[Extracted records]
-.-.-

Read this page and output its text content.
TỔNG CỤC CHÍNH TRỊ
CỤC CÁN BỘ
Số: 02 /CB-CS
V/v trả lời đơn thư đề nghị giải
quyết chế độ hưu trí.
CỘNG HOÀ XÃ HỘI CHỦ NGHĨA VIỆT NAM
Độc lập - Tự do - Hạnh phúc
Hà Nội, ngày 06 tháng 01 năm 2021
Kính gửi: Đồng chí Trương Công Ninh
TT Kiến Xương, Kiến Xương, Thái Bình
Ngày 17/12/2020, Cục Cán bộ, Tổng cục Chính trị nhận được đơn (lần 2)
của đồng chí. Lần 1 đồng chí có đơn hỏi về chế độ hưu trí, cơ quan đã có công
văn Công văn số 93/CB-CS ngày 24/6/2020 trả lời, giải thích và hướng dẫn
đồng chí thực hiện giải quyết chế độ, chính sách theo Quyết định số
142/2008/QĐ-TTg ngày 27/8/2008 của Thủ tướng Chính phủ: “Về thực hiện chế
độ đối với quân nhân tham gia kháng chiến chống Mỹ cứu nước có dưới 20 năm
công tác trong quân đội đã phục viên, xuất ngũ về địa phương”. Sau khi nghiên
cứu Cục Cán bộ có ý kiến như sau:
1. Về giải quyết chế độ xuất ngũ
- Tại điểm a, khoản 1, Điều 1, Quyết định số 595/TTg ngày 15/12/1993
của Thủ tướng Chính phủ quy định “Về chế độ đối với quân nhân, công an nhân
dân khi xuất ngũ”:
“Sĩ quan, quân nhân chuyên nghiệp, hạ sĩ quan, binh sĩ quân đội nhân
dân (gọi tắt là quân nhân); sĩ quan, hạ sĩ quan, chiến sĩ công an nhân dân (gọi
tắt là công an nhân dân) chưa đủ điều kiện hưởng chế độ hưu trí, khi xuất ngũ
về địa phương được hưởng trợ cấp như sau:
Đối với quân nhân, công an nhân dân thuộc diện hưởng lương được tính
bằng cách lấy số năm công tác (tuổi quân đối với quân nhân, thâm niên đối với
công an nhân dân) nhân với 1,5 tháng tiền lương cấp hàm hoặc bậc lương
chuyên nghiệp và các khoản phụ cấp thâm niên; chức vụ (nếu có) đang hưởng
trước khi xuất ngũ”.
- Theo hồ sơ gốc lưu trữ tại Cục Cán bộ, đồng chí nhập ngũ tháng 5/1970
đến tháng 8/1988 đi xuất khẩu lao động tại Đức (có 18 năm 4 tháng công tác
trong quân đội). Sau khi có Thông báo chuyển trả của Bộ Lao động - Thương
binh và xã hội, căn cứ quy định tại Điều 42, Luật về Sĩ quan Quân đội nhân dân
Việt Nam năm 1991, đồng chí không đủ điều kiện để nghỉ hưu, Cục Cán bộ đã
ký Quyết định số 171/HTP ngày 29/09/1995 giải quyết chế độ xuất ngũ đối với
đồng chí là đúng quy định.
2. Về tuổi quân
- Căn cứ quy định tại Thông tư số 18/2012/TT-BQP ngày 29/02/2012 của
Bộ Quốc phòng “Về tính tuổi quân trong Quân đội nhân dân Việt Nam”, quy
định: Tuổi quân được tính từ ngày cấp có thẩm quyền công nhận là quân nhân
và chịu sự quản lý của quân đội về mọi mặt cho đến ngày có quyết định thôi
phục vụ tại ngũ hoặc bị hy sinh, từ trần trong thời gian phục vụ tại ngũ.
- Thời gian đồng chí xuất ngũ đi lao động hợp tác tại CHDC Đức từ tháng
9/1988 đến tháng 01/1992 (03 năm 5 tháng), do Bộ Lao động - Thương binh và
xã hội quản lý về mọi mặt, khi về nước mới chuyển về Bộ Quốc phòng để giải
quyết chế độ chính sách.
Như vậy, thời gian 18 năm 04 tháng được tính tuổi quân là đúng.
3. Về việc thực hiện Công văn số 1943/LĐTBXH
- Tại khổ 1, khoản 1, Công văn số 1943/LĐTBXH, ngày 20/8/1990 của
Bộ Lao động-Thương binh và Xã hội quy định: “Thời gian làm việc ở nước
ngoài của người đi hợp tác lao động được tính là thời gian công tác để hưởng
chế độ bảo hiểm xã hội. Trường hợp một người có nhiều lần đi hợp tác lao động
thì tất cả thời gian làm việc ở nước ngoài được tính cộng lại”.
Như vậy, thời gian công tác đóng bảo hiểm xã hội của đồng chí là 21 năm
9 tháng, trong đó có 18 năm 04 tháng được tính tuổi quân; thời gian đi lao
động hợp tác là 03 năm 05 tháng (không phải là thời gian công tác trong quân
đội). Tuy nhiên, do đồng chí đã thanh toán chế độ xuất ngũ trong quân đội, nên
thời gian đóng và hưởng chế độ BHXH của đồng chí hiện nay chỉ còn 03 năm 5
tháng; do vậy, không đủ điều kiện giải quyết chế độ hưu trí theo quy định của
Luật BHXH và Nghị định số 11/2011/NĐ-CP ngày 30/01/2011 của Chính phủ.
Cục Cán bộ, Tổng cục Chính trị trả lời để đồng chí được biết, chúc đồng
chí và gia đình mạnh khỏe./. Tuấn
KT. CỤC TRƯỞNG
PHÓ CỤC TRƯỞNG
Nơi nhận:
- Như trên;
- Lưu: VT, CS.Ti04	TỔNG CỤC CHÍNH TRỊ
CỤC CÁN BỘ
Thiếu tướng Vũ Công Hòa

-.-.-

Output the full listing exactly as it stands.

** Response **
Read this page and output its text content.
TỔNG CỤC CHÍNH TRỊ
CỤC CÁN BỘ
Số: 02 /CB-CS
V/v trả lời đơn thư đề nghị giải
quyết chế độ hưu trí.
CỘNG HOÀ XÃ HỘI CHỦ NGHĨA VIỆT NAM
Độc lập - Tự do - Hạnh phúc
Hà Nội, ngày 06 tháng 01 năm 2021
Kính gửi: Đồng chí Trương Công Ninh
TT Kiến Xương, Kiến Xương, Thái Bình
Ngày 17/12/2020, Cục Cán bộ, Tổng cục Chính trị nhận được đơn (lần 2)
của đồng chí. Lần 1 đồng chí có đơn hỏi về chế độ hưu trí, cơ quan đã có công
văn Công văn số 93/CB-CS ngày 24/6/2020 trả lời, giải thích và hướng dẫn
đồng chí thực hiện giải quyết chế độ, chính sách theo Quyết định số
142/2008/QĐ-TTg ngày 27/8/2008 của Thủ tướng Chính phủ: “Về thực hiện chế
độ đối với quân nhân tham gia kháng chiến chống Mỹ cứu nước có dưới 20 năm
công tác trong quân đội đã phục viên, xuất ngũ về địa phương”. Sau khi nghiên
cứu Cục Cán bộ có ý kiến như sau:
1. Về giải quyết chế độ xuất ngũ
- Tại điểm a, khoản 1, Điều 1, Quyết định số 595/TTg ngày 15/12/1993
của Thủ tướng Chính phủ quy định “Về chế độ đối với quân nhân, công an nhân
dân khi xuất ngũ”:
“Sĩ quan, quân nhân chuyên nghiệp, hạ sĩ quan, binh sĩ quân đội nhân
dân (gọi tắt là quân nhân); sĩ quan, hạ sĩ quan, chiến sĩ công an nhân dân (gọi
tắt là công an nhân dân) chưa đủ điều kiện hưởng chế độ hưu trí, khi xuất ngũ
về địa phương được hưởng trợ cấp như sau:
Đối với quân nhân, công an nhân dân thuộc diện hưởng lương được tính
bằng cách lấy số năm công tác (tuổi quân đối với quân nhân, thâm niên đối với
công an nhân dân) nhân với 1,5 tháng tiền lương cấp hàm hoặc bậc lương
chuyên nghiệp và các khoản phụ cấp thâm niên; chức vụ (nếu có) đang hưởng
trước khi xuất ngũ”.
- Theo hồ sơ gốc lưu trữ tại Cục Cán bộ, đồng chí nhập ngũ tháng 5/1970
đến tháng 8/1988 đi xuất khẩu lao động tại Đức (có 18 năm 4 tháng công tác
trong quân đội). Sau khi có Thông báo chuyển trả của Bộ Lao động - Thương
binh và xã hội, căn cứ quy định tại Điều 42, Luật về Sĩ quan Quân đội nhân dân
Việt Nam năm 1991, đồng chí không đủ điều kiện để nghỉ hưu, Cục Cán bộ đã
ký Quyết định số 171/HTP ngày 29/09/1995 giải quyết chế độ xuất ngũ đối với
đồng chí là đúng quy định.
2. Về tuổi quân
- Căn cứ quy định tại Thông tư số 18/2012/TT-BQP ngày 29/02/2012 của
Bộ Quốc phòng “Về tính tuổi quân trong Quân đội nhân dân Việt Nam”, quy
định: Tuổi quân được tính từ ngày cấp có thẩm quyền công nhận là quân nhân
và chịu sự quản lý của quân đội về mọi mặt cho đến ngày có quyết định thôi
phục vụ tại ngũ hoặc bị hy sinh, từ trần trong thời gian phục vụ tại ngũ.
- Thời gian đồng chí xuất ngũ đi lao động hợp tác tại CHDC Đức từ tháng
9/1988 đến tháng 01/1992 (03 năm 5 tháng), do Bộ Lao động - Thương binh và
xã hội quản lý về mọi mặt, khi về nước mới chuyển về Bộ Quốc phòng để giải
quyết chế độ chính sách.
Như vậy, thời gian 18 năm 04 tháng được tính tuổi quân là đúng.
3. Về việc thực hiện Công văn số 1943/LĐTBXH
- Tại khổ 1, khoản 1, Công văn số 1943/LĐTBXH, ngày 20/8/1990 của
Bộ Lao động-Thương binh và Xã hội quy định: “Thời gian làm việc ở nước
ngoài của người đi hợp tác lao động được tính là thời gian công tác để hưởng
chế độ bảo hiểm xã hội. Trường hợp một người có nhiều lần đi hợp tác lao động
thì tất cả thời gian làm việc ở nước ngoài được tính cộng lại”.
Như vậy, thời gian công tác đóng bảo hiểm xã hội của đồng chí là 21 năm
9 tháng, trong đó có 18 năm 04 tháng được tính tuổi quân; thời gian đi lao
động hợp tác là 03 năm 05 tháng (không phải là thời gian công tác trong quân
đội). Tuy nhiên, do đồng chí đã thanh toán chế độ xuất ngũ trong quân đội, nên
thời gian đóng và hưởng chế độ BHXH của đồng chí hiện nay chỉ còn 03 năm 5
tháng; do vậy, không đủ điều kiện giải quyết chế độ hưu trí theo quy định của
Luật BHXH và Nghị định số 11/2011/NĐ-CP ngày 30/01/2011 của Chính phủ.
Cục Cán bộ, Tổng cục Chính trị trả lời để đồng chí được biết, chúc đồng
chí và gia đình mạnh khỏe./. Tuấn
KT. CỤC TRƯỞNG
PHÓ CỤC TRƯỞNG
Nơi nhận:
- Như trên;
- Lưu: VT, CS.Ti04	TỔNG CỤC CHÍNH TRỊ
CỤC CÁN BỘ
Thiếu tướng Vũ Công Hòa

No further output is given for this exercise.